__DIRECTIONS FOR THIS TASK__. Search the material below for the string "Supply" and extract each line that has it.

__TASK MATERIAL__.
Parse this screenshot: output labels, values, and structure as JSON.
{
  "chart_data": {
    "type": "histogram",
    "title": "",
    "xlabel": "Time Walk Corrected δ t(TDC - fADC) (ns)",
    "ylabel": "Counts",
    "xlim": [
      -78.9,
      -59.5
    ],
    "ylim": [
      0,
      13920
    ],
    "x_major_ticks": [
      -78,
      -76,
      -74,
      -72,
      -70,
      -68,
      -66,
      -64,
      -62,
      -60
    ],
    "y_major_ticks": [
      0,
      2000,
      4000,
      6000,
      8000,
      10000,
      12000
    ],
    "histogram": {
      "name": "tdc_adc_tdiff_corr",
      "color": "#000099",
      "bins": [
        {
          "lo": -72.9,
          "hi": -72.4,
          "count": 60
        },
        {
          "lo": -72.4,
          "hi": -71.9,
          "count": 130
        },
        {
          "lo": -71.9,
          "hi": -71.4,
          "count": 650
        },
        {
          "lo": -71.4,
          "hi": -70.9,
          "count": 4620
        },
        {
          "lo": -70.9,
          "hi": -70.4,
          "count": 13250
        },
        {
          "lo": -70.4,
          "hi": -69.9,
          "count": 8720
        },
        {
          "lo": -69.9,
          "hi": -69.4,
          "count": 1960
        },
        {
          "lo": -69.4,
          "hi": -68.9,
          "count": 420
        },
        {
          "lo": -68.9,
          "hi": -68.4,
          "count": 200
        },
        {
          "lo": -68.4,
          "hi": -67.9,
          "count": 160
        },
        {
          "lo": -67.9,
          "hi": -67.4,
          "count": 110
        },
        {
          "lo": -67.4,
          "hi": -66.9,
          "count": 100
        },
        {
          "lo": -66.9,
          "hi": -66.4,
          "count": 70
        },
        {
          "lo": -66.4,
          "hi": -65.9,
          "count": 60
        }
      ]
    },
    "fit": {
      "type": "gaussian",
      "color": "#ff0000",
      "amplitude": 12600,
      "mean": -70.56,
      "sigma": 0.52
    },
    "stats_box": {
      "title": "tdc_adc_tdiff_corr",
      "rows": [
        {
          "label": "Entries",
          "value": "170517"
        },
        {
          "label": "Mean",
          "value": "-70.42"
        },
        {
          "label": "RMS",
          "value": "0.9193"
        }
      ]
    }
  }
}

--

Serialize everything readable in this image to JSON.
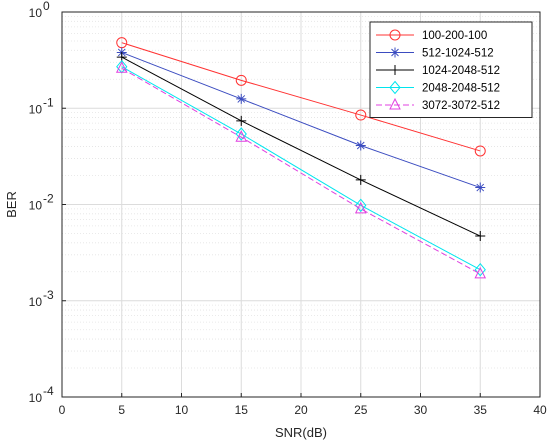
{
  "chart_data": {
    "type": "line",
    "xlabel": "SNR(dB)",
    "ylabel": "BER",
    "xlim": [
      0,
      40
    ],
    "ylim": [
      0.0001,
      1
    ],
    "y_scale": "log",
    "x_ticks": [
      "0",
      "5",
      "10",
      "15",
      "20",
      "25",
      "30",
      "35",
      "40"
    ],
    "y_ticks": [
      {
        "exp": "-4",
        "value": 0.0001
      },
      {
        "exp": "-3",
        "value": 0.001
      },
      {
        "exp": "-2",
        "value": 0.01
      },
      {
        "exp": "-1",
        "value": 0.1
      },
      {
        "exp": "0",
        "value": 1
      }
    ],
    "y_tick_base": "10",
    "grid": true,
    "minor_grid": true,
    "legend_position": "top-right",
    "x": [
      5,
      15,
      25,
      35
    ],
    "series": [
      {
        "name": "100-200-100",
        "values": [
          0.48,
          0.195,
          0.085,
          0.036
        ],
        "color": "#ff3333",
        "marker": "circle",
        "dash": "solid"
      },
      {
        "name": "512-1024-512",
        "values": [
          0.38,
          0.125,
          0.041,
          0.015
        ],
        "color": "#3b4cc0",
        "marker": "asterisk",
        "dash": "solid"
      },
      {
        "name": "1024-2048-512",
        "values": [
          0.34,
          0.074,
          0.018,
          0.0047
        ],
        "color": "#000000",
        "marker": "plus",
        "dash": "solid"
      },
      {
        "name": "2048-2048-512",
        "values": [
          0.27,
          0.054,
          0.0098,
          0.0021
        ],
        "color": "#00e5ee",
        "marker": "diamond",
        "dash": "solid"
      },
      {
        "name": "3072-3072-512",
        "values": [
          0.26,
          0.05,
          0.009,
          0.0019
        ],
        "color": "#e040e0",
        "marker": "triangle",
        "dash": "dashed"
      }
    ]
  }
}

---

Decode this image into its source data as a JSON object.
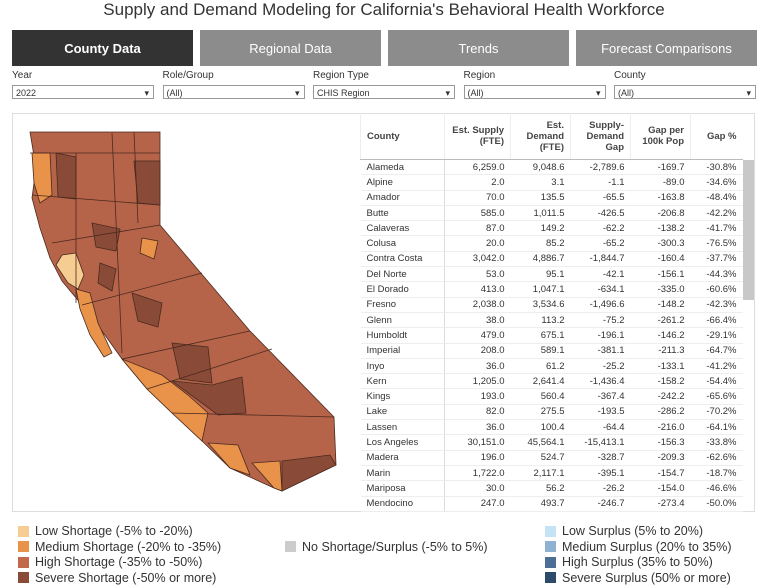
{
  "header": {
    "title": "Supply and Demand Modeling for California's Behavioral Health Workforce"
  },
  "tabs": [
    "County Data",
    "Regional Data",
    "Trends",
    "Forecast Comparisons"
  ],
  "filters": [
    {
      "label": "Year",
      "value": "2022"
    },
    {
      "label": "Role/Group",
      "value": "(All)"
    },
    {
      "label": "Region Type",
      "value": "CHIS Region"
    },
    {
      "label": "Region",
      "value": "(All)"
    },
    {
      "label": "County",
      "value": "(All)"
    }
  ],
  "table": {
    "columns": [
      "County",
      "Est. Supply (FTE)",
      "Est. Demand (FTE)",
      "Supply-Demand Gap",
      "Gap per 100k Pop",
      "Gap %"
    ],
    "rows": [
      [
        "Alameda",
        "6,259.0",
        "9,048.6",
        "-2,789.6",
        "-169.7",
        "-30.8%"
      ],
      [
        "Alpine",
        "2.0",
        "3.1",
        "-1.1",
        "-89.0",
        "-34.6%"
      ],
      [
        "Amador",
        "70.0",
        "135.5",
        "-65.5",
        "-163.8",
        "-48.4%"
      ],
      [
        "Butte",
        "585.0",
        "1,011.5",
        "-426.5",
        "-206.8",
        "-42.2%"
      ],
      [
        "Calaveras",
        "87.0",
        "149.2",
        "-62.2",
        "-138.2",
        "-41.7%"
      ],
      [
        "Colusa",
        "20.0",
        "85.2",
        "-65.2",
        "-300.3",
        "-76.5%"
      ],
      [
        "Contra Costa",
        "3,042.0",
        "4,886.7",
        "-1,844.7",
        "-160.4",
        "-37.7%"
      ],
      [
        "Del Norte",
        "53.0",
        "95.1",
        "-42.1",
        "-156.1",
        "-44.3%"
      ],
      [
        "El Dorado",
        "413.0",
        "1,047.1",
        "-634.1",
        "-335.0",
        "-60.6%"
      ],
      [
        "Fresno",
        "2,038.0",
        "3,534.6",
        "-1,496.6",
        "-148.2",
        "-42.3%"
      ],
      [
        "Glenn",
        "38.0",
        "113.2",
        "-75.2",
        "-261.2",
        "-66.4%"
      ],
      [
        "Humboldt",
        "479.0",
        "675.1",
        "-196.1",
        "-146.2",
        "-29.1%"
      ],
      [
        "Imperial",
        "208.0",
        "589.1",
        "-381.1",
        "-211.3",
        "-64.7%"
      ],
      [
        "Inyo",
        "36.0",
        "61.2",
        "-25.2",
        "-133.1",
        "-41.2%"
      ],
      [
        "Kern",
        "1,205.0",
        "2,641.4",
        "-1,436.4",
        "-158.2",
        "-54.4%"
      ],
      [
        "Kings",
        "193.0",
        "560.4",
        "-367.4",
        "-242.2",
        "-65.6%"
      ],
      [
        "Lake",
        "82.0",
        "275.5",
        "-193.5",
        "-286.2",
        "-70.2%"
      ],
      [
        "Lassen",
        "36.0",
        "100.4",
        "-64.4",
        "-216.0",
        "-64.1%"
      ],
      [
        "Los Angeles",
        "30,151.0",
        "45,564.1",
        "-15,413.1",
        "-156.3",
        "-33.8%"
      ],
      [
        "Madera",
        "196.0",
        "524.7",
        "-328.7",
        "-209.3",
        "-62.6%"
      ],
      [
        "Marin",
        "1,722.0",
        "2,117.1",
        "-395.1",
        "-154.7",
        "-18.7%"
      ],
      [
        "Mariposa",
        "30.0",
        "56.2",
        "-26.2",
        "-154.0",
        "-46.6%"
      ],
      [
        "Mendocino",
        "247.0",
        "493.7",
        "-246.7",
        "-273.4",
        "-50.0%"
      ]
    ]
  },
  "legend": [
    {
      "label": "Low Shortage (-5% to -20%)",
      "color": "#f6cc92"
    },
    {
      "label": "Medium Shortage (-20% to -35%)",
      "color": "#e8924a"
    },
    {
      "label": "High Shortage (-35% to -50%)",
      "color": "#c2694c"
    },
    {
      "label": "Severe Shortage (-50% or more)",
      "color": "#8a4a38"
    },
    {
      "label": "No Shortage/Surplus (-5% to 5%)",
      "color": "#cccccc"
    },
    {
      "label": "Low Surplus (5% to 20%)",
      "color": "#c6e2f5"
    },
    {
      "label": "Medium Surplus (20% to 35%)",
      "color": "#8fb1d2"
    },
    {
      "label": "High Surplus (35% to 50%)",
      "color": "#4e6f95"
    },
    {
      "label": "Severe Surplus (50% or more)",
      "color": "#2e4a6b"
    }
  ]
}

__WORKED SOLUTION__.
    "title": "Supply and Demand Modeling for California's Behavioral Health Workforce"
      "Est. Supply (FTE)",
      "Supply-Demand Gap",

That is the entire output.